* START SUPPLIED ENTRIES *

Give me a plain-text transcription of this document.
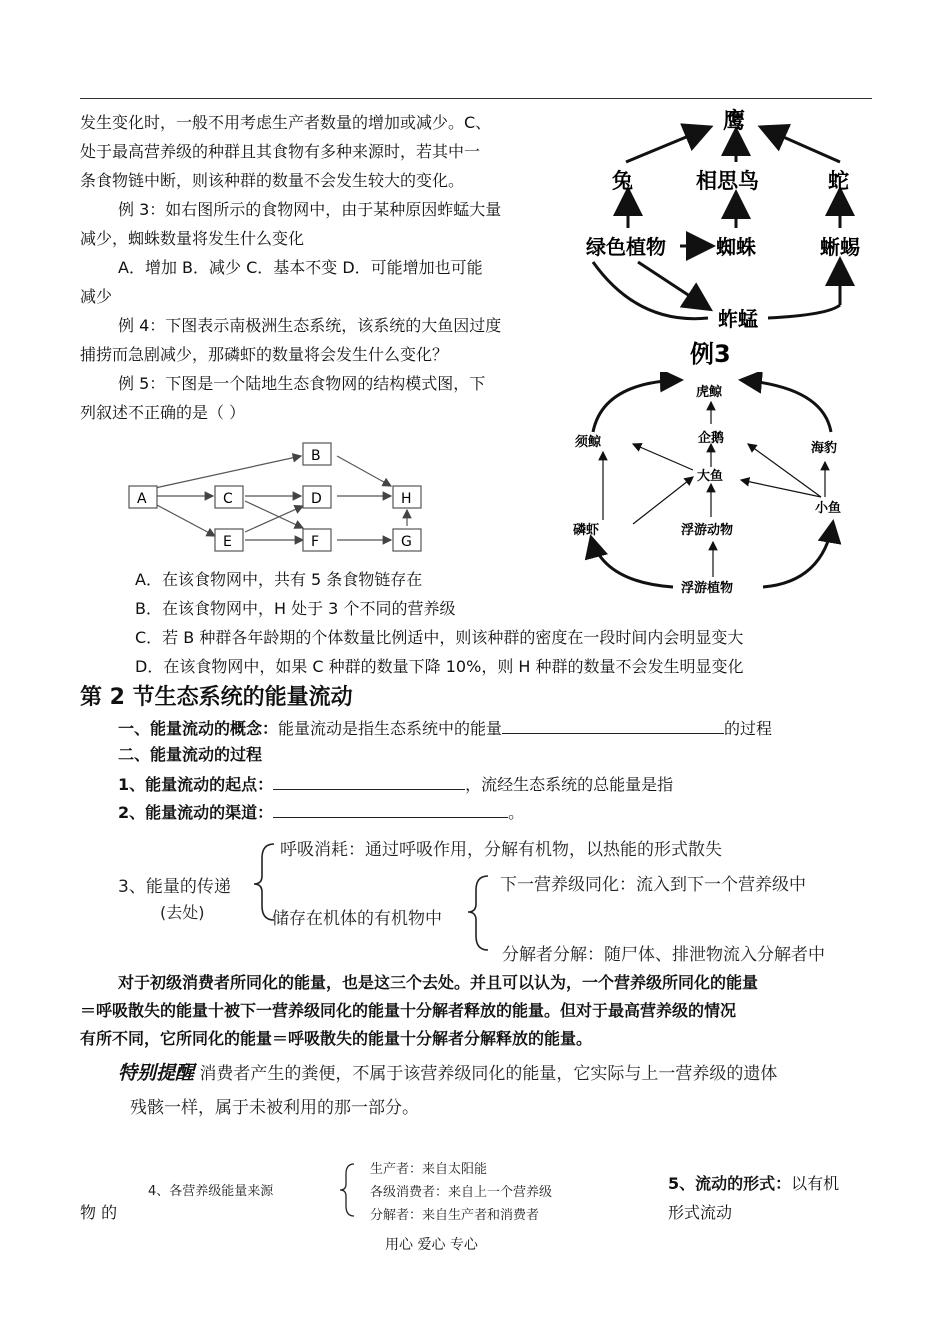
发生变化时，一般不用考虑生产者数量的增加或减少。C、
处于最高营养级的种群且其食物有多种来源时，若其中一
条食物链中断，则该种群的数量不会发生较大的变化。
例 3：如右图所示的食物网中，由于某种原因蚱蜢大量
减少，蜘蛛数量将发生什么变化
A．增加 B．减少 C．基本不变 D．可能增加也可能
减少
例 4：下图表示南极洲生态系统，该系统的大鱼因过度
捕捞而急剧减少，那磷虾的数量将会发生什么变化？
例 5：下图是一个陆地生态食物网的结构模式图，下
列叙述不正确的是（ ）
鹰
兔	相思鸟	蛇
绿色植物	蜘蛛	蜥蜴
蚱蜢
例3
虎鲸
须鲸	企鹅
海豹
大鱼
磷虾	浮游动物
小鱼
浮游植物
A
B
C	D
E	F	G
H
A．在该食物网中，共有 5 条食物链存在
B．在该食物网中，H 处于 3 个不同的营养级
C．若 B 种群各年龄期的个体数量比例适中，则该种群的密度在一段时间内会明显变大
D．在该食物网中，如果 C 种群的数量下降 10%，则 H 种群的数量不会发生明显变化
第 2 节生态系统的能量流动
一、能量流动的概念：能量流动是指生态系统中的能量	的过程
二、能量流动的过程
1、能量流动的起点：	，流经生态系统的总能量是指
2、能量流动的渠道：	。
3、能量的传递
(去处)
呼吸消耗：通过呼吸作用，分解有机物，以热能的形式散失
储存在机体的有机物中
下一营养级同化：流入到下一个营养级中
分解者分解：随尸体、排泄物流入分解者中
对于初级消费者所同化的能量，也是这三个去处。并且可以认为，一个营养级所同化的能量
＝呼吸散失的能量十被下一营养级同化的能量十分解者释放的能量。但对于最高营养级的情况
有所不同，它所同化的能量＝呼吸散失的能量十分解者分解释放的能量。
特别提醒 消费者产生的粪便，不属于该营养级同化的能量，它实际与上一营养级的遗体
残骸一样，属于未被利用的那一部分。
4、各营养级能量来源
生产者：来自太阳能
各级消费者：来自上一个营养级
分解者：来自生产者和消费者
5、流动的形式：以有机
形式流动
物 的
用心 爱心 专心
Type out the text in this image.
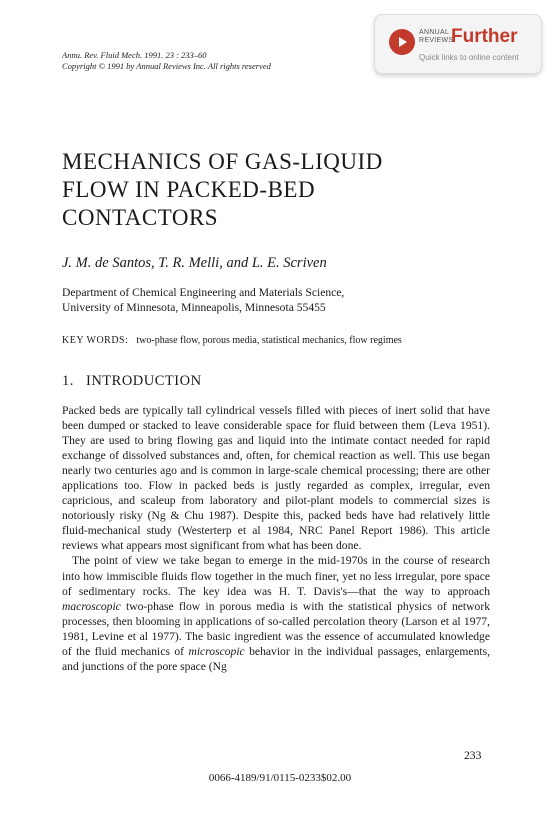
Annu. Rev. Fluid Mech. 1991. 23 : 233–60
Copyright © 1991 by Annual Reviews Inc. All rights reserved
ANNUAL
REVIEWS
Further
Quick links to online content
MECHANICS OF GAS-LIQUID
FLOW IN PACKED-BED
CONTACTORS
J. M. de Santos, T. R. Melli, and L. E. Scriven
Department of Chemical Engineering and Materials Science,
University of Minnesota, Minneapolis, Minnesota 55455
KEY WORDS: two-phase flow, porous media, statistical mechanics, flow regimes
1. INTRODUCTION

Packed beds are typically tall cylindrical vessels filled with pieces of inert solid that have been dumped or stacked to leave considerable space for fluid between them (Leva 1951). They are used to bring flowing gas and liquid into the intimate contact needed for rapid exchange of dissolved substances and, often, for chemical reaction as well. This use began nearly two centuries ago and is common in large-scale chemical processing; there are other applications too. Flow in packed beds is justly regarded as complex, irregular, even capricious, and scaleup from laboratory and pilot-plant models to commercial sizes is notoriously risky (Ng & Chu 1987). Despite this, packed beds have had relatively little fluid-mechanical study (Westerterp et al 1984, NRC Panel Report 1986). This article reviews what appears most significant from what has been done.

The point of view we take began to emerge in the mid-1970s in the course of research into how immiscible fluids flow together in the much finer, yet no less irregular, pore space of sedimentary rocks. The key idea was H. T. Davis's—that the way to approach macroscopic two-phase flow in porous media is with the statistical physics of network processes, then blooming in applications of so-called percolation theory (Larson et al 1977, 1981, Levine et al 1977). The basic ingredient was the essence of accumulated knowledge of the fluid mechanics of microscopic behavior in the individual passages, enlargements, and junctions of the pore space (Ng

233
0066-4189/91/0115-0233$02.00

* END SUPPLIED ENTRIES *

GIVEN PROBLEM: Note how many lines of the material contain the string "into". Then report that number by itself.

SOLUTION TO THIS EXERCISE: 2